:: Dataset content

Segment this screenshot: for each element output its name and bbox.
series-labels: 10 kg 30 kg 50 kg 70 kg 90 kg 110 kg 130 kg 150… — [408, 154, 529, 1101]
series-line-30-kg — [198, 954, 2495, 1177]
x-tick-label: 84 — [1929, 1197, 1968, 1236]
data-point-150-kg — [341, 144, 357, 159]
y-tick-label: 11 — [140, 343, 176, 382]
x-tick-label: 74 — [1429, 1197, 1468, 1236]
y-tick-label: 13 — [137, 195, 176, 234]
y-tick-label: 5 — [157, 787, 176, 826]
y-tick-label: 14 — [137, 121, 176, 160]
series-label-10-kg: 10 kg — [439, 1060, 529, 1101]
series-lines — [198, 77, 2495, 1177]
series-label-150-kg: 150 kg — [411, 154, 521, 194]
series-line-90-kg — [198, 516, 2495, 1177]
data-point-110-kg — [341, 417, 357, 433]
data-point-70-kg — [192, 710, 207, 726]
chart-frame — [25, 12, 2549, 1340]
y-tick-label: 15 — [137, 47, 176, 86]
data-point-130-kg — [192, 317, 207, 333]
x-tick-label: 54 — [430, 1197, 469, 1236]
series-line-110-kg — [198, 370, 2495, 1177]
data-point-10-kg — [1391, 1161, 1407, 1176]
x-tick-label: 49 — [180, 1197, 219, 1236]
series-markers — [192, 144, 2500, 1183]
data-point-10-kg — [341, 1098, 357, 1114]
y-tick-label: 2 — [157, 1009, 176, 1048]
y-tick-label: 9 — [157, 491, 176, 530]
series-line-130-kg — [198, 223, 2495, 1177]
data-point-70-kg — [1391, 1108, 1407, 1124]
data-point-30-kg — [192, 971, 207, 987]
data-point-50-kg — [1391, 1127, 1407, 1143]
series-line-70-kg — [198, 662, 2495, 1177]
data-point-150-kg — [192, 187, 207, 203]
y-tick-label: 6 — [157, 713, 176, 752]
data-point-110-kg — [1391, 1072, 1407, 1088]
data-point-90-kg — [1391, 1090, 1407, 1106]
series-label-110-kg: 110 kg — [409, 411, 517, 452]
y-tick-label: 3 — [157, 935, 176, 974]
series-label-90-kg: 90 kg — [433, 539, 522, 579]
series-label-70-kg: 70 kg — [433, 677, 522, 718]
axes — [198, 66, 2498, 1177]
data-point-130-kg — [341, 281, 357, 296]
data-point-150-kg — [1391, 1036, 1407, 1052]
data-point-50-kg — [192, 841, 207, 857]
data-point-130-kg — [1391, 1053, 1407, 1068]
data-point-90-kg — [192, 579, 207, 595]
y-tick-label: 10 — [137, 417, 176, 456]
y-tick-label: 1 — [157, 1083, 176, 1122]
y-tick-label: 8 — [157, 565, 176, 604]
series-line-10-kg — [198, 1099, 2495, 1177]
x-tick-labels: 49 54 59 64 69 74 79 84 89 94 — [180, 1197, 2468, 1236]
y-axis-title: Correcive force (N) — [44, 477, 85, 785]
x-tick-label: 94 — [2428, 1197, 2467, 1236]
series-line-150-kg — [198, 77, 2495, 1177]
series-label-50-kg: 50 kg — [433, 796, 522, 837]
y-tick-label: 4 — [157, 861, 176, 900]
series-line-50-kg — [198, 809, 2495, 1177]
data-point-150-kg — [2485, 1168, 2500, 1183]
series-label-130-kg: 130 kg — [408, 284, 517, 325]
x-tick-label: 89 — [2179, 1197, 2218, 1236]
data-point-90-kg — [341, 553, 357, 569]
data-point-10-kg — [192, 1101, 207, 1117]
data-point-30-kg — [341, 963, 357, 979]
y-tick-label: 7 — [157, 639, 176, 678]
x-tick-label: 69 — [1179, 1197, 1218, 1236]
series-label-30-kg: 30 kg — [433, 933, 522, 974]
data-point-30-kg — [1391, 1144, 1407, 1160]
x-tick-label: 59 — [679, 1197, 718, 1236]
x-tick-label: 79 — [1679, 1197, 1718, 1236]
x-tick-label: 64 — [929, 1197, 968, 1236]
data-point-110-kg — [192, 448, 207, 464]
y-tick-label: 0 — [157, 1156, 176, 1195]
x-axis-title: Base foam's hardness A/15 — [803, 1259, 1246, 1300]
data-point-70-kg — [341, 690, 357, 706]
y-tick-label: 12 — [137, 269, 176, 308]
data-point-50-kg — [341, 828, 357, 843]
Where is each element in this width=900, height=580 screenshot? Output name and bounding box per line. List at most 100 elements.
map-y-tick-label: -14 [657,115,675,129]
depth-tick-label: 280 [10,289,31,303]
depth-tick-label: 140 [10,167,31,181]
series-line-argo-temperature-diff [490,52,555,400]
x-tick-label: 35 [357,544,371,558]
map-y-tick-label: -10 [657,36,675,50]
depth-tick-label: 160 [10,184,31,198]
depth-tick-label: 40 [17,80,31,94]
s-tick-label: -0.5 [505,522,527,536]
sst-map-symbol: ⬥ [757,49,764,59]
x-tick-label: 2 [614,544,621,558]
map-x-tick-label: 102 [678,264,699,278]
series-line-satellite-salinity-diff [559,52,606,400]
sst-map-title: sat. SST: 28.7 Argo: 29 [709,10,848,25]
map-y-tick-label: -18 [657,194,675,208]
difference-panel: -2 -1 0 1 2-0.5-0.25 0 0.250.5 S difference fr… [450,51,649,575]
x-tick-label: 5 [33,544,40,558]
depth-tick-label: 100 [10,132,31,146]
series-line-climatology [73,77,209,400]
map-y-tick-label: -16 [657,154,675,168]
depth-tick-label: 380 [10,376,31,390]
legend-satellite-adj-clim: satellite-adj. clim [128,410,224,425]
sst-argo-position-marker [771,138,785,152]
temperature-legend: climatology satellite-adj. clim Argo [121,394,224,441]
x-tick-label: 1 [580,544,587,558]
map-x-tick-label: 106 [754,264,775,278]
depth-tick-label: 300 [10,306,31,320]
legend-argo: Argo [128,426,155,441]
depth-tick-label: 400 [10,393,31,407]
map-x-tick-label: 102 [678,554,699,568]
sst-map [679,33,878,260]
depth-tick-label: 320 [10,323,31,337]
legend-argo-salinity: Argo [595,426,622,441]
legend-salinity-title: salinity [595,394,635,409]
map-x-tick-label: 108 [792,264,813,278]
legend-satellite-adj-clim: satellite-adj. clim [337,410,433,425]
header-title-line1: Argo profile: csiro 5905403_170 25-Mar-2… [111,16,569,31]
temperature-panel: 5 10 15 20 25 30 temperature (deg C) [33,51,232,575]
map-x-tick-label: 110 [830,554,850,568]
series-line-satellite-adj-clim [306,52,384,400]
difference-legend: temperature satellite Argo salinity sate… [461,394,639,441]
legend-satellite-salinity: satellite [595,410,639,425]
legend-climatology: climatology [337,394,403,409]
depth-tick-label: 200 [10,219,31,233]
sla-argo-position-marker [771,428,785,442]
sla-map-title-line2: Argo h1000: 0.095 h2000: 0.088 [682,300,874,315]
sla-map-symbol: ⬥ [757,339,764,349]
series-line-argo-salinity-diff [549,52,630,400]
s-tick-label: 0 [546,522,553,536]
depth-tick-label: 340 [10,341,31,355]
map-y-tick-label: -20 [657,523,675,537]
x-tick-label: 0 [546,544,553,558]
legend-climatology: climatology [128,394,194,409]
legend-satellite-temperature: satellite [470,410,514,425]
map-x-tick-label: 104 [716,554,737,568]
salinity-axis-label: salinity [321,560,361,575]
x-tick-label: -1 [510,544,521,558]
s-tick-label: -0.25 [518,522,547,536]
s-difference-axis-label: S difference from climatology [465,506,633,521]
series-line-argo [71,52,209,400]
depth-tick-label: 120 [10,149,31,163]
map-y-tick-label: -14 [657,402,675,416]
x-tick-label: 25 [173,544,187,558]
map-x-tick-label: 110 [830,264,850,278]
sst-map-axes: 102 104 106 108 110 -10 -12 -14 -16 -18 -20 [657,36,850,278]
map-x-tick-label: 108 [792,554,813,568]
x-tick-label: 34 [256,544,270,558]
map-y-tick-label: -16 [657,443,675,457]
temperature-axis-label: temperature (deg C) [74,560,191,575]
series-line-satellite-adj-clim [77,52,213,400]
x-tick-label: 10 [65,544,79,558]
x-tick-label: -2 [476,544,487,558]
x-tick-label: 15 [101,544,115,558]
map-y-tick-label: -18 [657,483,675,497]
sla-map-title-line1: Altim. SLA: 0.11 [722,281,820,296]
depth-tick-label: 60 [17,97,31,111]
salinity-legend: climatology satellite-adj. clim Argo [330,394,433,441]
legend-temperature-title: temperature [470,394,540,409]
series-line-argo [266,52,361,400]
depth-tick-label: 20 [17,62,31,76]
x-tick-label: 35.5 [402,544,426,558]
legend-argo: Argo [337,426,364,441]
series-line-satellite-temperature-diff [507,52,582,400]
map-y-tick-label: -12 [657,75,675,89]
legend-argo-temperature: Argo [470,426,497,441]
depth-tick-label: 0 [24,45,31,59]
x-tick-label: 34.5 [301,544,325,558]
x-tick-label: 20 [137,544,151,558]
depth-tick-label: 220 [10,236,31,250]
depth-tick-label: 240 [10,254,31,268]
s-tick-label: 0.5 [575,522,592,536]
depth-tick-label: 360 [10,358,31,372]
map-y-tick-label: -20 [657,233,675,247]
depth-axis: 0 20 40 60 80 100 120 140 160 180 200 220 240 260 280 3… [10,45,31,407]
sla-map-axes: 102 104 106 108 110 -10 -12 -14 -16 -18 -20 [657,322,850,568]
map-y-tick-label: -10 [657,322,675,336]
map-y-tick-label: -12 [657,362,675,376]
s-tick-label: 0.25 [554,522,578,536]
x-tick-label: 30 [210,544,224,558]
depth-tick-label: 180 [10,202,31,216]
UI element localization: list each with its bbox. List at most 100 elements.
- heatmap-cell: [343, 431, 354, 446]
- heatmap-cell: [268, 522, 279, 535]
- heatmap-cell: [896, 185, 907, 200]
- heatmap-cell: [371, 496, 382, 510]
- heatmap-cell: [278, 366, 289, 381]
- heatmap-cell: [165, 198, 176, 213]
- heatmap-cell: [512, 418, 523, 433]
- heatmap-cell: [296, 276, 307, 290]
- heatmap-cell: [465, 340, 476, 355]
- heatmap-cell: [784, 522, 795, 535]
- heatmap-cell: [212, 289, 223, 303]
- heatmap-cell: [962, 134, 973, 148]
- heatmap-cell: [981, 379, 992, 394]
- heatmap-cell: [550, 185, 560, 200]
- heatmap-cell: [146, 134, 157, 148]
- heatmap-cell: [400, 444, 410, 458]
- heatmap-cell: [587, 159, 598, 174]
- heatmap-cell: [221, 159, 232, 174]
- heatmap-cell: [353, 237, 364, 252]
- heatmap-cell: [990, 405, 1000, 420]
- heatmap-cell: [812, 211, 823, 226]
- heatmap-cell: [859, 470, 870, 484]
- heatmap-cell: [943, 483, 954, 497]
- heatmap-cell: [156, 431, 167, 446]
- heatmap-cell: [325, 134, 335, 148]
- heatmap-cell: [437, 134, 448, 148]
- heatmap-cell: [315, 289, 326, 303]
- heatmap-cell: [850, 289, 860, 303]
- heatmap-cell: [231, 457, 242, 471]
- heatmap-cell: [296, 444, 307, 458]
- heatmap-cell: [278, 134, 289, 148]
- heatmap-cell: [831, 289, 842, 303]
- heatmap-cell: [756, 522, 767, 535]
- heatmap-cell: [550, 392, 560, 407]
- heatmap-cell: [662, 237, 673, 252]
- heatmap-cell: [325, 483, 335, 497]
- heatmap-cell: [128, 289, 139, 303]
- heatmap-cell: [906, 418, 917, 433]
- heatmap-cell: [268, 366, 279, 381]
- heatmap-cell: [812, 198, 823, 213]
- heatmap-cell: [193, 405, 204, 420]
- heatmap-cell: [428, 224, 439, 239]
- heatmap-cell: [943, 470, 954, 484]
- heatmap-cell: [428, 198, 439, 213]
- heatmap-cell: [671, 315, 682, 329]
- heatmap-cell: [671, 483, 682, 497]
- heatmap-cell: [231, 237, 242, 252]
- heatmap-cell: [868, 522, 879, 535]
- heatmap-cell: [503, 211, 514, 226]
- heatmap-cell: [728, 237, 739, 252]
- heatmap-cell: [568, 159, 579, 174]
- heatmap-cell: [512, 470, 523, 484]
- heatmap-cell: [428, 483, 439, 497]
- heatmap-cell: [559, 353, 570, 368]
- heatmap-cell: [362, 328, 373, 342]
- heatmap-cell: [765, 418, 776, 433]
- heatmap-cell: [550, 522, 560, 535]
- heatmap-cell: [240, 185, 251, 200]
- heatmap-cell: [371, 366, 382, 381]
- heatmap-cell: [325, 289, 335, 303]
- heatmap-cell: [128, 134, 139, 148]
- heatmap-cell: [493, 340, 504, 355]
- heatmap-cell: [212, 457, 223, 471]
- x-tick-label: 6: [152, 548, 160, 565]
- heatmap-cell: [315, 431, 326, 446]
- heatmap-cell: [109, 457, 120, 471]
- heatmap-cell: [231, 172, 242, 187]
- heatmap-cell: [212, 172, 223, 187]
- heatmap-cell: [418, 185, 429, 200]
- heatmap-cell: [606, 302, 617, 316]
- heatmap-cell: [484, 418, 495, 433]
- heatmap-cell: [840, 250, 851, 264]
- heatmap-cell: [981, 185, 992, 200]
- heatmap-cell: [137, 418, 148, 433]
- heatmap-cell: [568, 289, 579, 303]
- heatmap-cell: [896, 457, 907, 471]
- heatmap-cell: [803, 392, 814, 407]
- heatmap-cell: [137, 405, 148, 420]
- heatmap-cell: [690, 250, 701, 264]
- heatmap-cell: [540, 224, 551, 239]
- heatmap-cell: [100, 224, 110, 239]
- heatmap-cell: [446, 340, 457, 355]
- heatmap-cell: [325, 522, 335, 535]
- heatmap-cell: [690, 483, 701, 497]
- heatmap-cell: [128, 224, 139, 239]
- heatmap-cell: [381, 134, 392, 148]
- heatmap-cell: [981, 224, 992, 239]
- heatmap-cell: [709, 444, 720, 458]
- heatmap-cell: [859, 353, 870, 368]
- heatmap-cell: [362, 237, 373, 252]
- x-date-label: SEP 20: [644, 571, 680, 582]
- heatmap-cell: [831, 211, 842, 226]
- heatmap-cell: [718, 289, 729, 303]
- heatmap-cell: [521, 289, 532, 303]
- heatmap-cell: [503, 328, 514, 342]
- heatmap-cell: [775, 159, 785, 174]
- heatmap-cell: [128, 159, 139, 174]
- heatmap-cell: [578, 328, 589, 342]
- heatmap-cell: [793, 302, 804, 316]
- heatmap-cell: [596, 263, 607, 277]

::::

▶ **What you are asked to do**: Reproduce the material from its first line down to the line with "y-tick-label: 14 — [137, 121, 176, 160]", both ends included, renaming "x-tick-label" as "x-axis-label" and leaving everything else unchanged.

▶ **Task response**:
Segment this screenshot: for each element output its name and bbox.
series-labels: 10 kg 30 kg 50 kg 70 kg 90 kg 110 kg 130 kg 150… — [408, 154, 529, 1101]
series-line-30-kg — [198, 954, 2495, 1177]
x-axis-label: 84 — [1929, 1197, 1968, 1236]
data-point-150-kg — [341, 144, 357, 159]
y-tick-label: 11 — [140, 343, 176, 382]
x-axis-label: 74 — [1429, 1197, 1468, 1236]
y-tick-label: 13 — [137, 195, 176, 234]
y-tick-label: 5 — [157, 787, 176, 826]
y-tick-label: 14 — [137, 121, 176, 160]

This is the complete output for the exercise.